Text block:
For Lo, These Many Years: Forgotten Cemeteries of Queens

About a year and a half ago, I started learning Dutch through a smartphone app. While doing digitization for the Archives, I’ve had the chance to look at quite a few Dutch-language colonial records. I’m still only a beginner when it comes to Dutch, but knowing basic words and phrases has made working with these records very interesting.  My current project is digitizing photos shot in the 1920s and 1930s by the Topographical Bureau in the Office of the Queens Borough President. While working through a box of 8x10 negatives, I came across numerous pictures of cemeteries. One photo in particular caught my eye.

Brinckerhoff Cemetery, Queens, March 10, 1927. Borough President Queens Collection, NYC Municipal Archives.

Reading 17th- and 18th-Century Dutch is a bit like reading early modern English. It’s the same, but, well… not. Most of the differences are minor spelling changes, so, to my nerdy satisfaction, I found I could read the headstone. In English, it reads, “Here lies the body of Aeltje Brinckerhoff, housewife of Dirck Brinckerhoff, died the 9th day of March AD 1740, aged 61 years.”

Map of Queens, 1924. Borough President Queens Collection, NYC Municipal Archives.

I continued to come across many other photographs of colonial-era graves. The captions—written directly on the negatives by the photographers—gave the names of cemeteries I’d never heard of. It was interesting that they bothered to photograph individual headstones and not just the broader views of the land. Photographers and archivists can’t help being curious. We like to dig, we like to find things, and more importantly we like to know that someone, somewhere, remembers the past and the people who lived it. Who were these people whose graves were photographed? That question led me down the proverbial rabbit hole.

What to work on:
1/ Reproduce the stretch of the piece on forgotten Queens cemeteries from "Map of Queens, 1924." through "proverbial rabbit hole.".
2/ List every specific year named in the piece on forgotten Queens cemeteries, leaving out decades.
The material is separate from the piece on forgotten Queens cemeteries.

Provided material:
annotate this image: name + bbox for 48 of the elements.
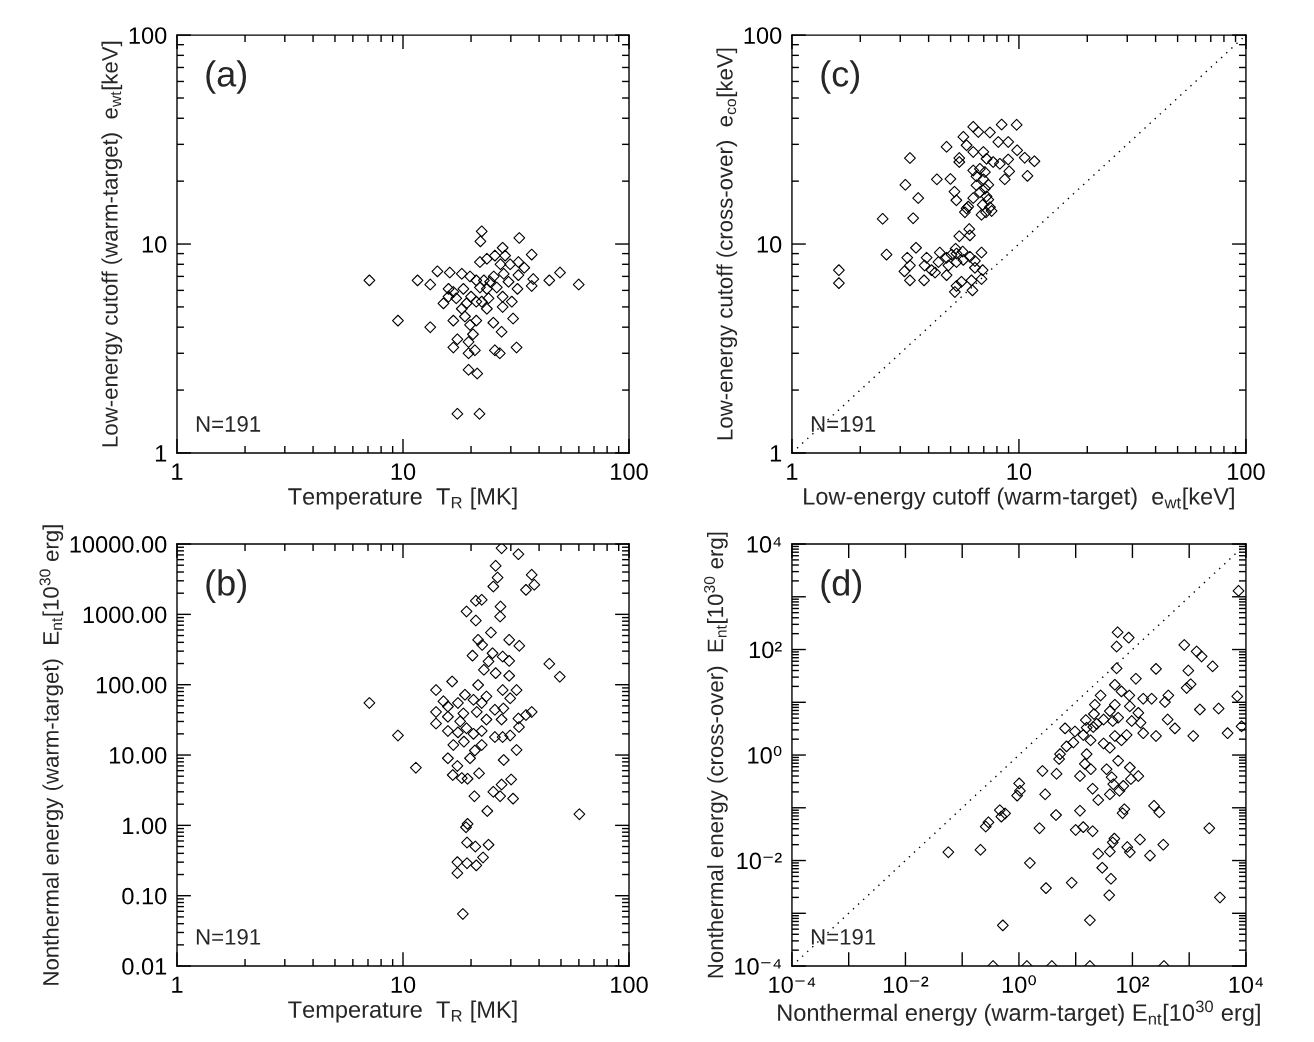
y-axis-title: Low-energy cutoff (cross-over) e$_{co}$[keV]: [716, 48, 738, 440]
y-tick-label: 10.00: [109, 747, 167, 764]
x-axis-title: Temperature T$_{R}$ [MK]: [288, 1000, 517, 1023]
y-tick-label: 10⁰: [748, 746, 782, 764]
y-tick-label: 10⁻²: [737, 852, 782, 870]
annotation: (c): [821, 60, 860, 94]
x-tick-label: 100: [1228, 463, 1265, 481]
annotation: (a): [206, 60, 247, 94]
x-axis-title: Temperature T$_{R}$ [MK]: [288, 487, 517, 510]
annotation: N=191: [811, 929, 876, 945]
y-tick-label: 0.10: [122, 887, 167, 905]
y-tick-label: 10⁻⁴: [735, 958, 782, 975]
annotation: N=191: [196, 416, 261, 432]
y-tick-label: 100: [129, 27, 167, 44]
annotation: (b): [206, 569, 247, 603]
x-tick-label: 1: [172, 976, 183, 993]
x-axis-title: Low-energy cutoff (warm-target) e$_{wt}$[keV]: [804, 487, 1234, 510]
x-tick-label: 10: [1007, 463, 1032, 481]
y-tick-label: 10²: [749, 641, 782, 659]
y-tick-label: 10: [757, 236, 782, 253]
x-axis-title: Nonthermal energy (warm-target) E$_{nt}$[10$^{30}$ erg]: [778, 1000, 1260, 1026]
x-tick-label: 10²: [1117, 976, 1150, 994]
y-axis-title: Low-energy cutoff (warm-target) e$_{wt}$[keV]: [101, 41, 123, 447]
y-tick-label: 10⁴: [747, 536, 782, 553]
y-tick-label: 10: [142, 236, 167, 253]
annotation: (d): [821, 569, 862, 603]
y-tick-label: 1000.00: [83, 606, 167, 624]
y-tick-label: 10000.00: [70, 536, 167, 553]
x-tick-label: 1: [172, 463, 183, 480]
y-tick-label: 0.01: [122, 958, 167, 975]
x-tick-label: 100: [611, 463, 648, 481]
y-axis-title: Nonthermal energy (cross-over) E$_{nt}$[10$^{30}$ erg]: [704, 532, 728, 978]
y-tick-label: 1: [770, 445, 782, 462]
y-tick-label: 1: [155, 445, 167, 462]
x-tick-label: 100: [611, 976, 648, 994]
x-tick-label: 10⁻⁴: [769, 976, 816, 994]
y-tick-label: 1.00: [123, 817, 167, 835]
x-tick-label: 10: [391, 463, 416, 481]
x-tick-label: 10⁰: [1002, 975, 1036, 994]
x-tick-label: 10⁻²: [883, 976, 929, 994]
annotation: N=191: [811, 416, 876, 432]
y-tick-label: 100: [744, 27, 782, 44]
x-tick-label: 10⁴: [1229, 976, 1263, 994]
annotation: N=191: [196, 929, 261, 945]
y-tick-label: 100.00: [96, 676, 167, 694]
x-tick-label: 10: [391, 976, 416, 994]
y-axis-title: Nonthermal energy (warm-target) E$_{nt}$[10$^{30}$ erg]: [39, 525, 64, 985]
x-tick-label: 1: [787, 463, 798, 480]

Results of the exercise:
1/
Map of Queens, 1924. Borough President Queens Collection, NYC Municipal Archives.

I continued to come across many other photographs of colonial-era graves. The captions—written directly on the negatives by the photographers—gave the names of cemeteries I’d never heard of. It was interesting that they bothered to photograph individual headstones and not just the broader views of the land. Photographers and archivists can’t help being curious. We like to dig, we like to find things, and more importantly we like to know that someone, somewhere, remembers the past and the people who lived it. Who were these people whose graves were photographed? That question led me down the proverbial rabbit hole.

2/
1927
1740
1924